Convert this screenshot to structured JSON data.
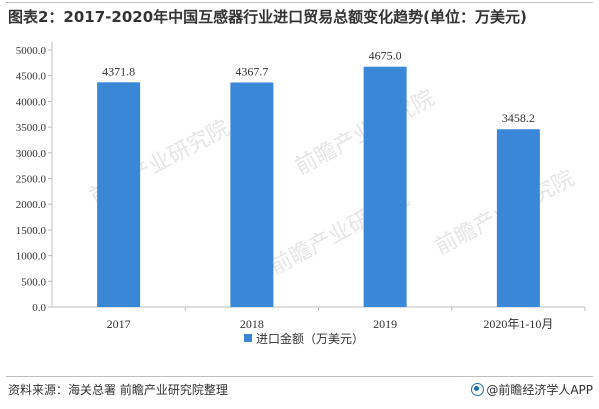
{
  "title": "图表2：2017-2020年中国互感器行业进口贸易总额变化趋势(单位：万美元)",
  "source": "资料来源：海关总署 前瞻产业研究院整理",
  "brand": "@前瞻经济学人APP",
  "watermark": "前瞻产业研究院",
  "chart_data": {
    "type": "bar",
    "title": "图表2：2017-2020年中国互感器行业进口贸易总额变化趋势(单位：万美元)",
    "categories": [
      "2017",
      "2018",
      "2019",
      "2020年1-10月"
    ],
    "series": [
      {
        "name": "进口金额（万美元）",
        "values": [
          4371.8,
          4367.7,
          4675.0,
          3458.2
        ],
        "color": "#3a87d8"
      }
    ],
    "value_labels": [
      "4371.8",
      "4367.7",
      "4675.0",
      "3458.2"
    ],
    "ylim": [
      0,
      5000
    ],
    "yticks": [
      0,
      500,
      1000,
      1500,
      2000,
      2500,
      3000,
      3500,
      4000,
      4500,
      5000
    ],
    "ytick_labels": [
      "0.0",
      "500.0",
      "1000.0",
      "1500.0",
      "2000.0",
      "2500.0",
      "3000.0",
      "3500.0",
      "4000.0",
      "4500.0",
      "5000.0"
    ],
    "grid": false,
    "legend_position": "bottom-center",
    "xlabel": "",
    "ylabel": ""
  }
}
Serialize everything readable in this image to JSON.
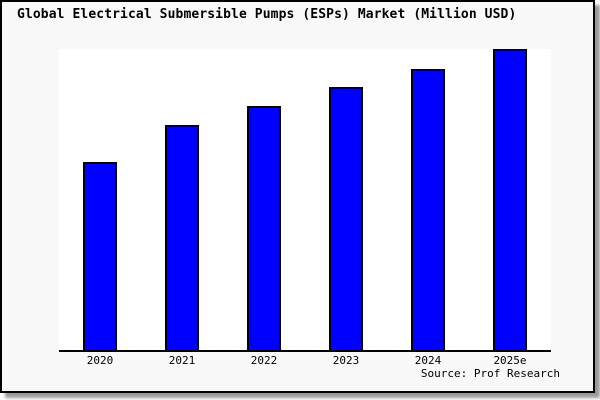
{
  "window": {
    "background": "#f8f8f8",
    "border_color": "#000000",
    "shadow_color": "#999999"
  },
  "chart_data": {
    "type": "bar",
    "title": "Global Electrical Submersible Pumps (ESPs) Market (Million USD)",
    "categories": [
      "2020",
      "2021",
      "2022",
      "2023",
      "2024",
      "2025e"
    ],
    "values": [
      62.5,
      74.8,
      81.1,
      87.4,
      93.4,
      100
    ],
    "values_note": "no y-axis scale or gridlines shown; values are relative bar heights as % of tallest bar (2025e)",
    "ylim": [
      0,
      100
    ],
    "xlabel": "",
    "ylabel": "",
    "grid": false,
    "legend": false,
    "bar_color": "#0000ff",
    "bar_border_color": "#000000",
    "plot_background": "#ffffff",
    "source": "Source: Prof Research"
  }
}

**TASK TO CARRY OUT**
Pull every line containing "title" out of the records.

**RESULT FOR THIS EXERCISE**
  "title": "图表2：2017-2020年中国互感器行业进口贸易总额变化趋势(单位：万美元)",
    "title": "图表2：2017-2020年中国互感器行业进口贸易总额变化趋势(单位：万美元)",
    "title": "Global Electrical Submersible Pumps (ESPs) Market (Million USD)",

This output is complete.